*Short task*. Restate the data below word for word. Skip any images it contains.

*Supplied entries*.
-- Begin --

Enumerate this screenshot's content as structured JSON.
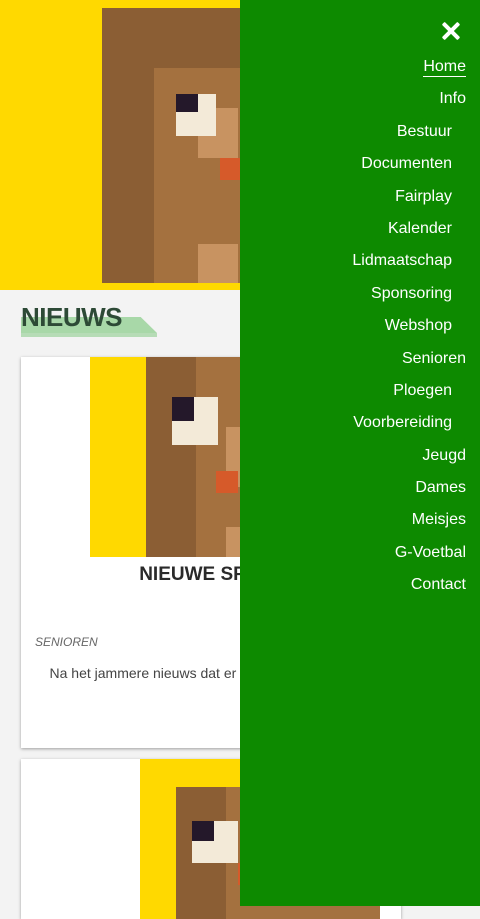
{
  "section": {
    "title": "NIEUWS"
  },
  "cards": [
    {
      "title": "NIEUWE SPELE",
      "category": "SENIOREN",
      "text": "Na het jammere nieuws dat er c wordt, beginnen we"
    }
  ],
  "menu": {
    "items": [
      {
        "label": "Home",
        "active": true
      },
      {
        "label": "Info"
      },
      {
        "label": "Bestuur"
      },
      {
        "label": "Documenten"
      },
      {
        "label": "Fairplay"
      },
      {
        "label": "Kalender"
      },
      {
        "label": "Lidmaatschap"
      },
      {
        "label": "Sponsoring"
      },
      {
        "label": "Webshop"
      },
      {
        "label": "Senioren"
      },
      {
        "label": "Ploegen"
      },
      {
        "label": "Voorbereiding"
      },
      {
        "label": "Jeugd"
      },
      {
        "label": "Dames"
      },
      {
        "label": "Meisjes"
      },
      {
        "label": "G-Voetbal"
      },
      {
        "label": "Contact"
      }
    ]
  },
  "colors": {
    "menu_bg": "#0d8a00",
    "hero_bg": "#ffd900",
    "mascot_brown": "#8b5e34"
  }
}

-- End --

*Solution for this problem*.
Enumerate this screenshot's content as structured JSON.
{
  "section": {
    "title": "NIEUWS"
  },
  "cards": [
    {
      "title": "NIEUWE SPELE",
      "category": "SENIOREN",
      "text": "Na het jammere nieuws dat er c wordt, beginnen we"
    }
  ],
  "menu": {
    "items": [
      {
        "label": "Home",
        "active": true
      },
      {
        "label": "Info"
      },
      {
        "label": "Bestuur"
      },
      {
        "label": "Documenten"
      },
      {
        "label": "Fairplay"
      },
      {
        "label": "Kalender"
      },
      {
        "label": "Lidmaatschap"
      },
      {
        "label": "Sponsoring"
      },
      {
        "label": "Webshop"
      },
      {
        "label": "Senioren"
      },
      {
        "label": "Ploegen"
      },
      {
        "label": "Voorbereiding"
      },
      {
        "label": "Jeugd"
      },
      {
        "label": "Dames"
      },
      {
        "label": "Meisjes"
      },
      {
        "label": "G-Voetbal"
      },
      {
        "label": "Contact"
      }
    ]
  },
  "colors": {
    "menu_bg": "#0d8a00",
    "hero_bg": "#ffd900",
    "mascot_brown": "#8b5e34"
  }
}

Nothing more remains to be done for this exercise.